STATED GOAL:
Rewrite all of the data below as a Markdown table with two columns, "No." and "Entry," giving each non-blank line its own numbered row. Leave out the pictures and any blank lines.
********************
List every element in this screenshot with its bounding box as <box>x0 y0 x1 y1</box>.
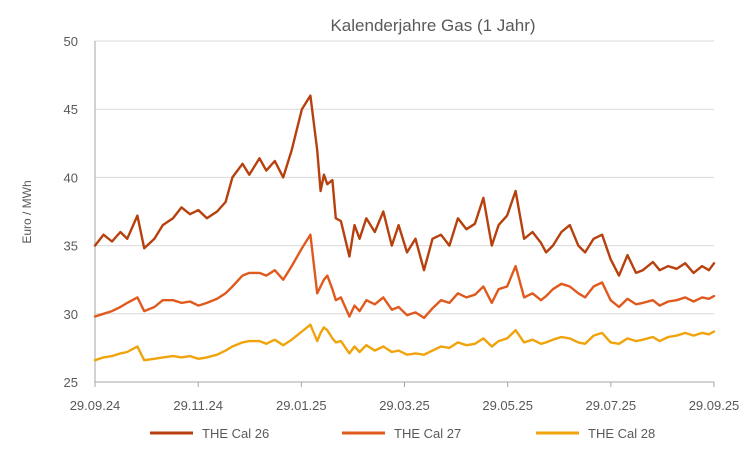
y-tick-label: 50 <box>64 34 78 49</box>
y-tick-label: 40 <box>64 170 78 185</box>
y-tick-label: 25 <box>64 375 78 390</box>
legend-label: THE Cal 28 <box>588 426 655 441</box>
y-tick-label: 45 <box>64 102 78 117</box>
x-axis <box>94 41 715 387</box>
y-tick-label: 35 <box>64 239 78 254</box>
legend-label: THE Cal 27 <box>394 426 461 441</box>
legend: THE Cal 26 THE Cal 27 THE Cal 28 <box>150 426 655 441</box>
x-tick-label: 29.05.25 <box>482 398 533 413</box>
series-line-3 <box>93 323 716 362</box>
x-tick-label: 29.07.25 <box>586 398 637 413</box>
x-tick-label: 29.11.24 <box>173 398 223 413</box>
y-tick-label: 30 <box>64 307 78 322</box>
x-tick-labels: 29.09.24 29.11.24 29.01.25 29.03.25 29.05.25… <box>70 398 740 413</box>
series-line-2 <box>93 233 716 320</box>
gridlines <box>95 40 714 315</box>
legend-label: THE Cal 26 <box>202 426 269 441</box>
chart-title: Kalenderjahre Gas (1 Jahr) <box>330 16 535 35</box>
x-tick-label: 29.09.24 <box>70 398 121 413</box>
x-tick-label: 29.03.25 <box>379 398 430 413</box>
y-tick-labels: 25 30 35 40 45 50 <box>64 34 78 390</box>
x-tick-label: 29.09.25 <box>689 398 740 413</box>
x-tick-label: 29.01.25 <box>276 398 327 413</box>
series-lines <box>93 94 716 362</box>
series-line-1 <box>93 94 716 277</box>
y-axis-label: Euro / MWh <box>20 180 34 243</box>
********************
EXERCISE RESULT:
| No. | Entry |
|---|---|
| 1 | List every element in this screenshot with its bounding box as <box>x0 y0 x1 y1</box>. |
| 2 | y-tick-label: 50 <box>64 34 78 49</box> |
| 3 | y-tick-label: 40 <box>64 170 78 185</box> |
| 4 | y-tick-label: 25 <box>64 375 78 390</box> |
| 5 | legend-label: THE Cal 28 <box>588 426 655 441</box> |
| 6 | y-tick-label: 45 <box>64 102 78 117</box> |
| 7 | x-axis <box>94 41 715 387</box> |
| 8 | y-tick-label: 35 <box>64 239 78 254</box> |
| 9 | legend-label: THE Cal 27 <box>394 426 461 441</box> |
| 10 | legend: THE Cal 26 THE Cal 27 THE Cal 28 <box>150 426 655 441</box> |
| 11 | x-tick-label: 29.05.25 <box>482 398 533 413</box> |
| 12 | series-line-3 <box>93 323 716 362</box> |
| 13 | x-tick-label: 29.07.25 <box>586 398 637 413</box> |
| 14 | x-tick-label: 29.11.24 <box>173 398 223 413</box> |
| 15 | y-tick-label: 30 <box>64 307 78 322</box> |
| 16 | x-tick-labels: 29.09.24 29.11.24 29.01.25 29.03.25 29.05.25… <box>70 398 740 413</box> |
| 17 | series-line-2 <box>93 233 716 320</box> |
| 18 | gridlines <box>95 40 714 315</box> |
| 19 | legend-label: THE Cal 26 <box>202 426 269 441</box> |
| 20 | chart-title: Kalenderjahre Gas (1 Jahr) <box>330 16 535 35</box> |
| 21 | x-tick-label: 29.09.24 <box>70 398 121 413</box> |
| 22 | x-tick-label: 29.03.25 <box>379 398 430 413</box> |
| 23 | y-tick-labels: 25 30 35 40 45 50 <box>64 34 78 390</box> |
| 24 | x-tick-label: 29.09.25 <box>689 398 740 413</box> |
| 25 | x-tick-label: 29.01.25 <box>276 398 327 413</box> |
| 26 | series-lines <box>93 94 716 362</box> |
| 27 | series-line-1 <box>93 94 716 277</box> |
| 28 | y-axis-label: Euro / MWh <box>20 180 34 243</box> |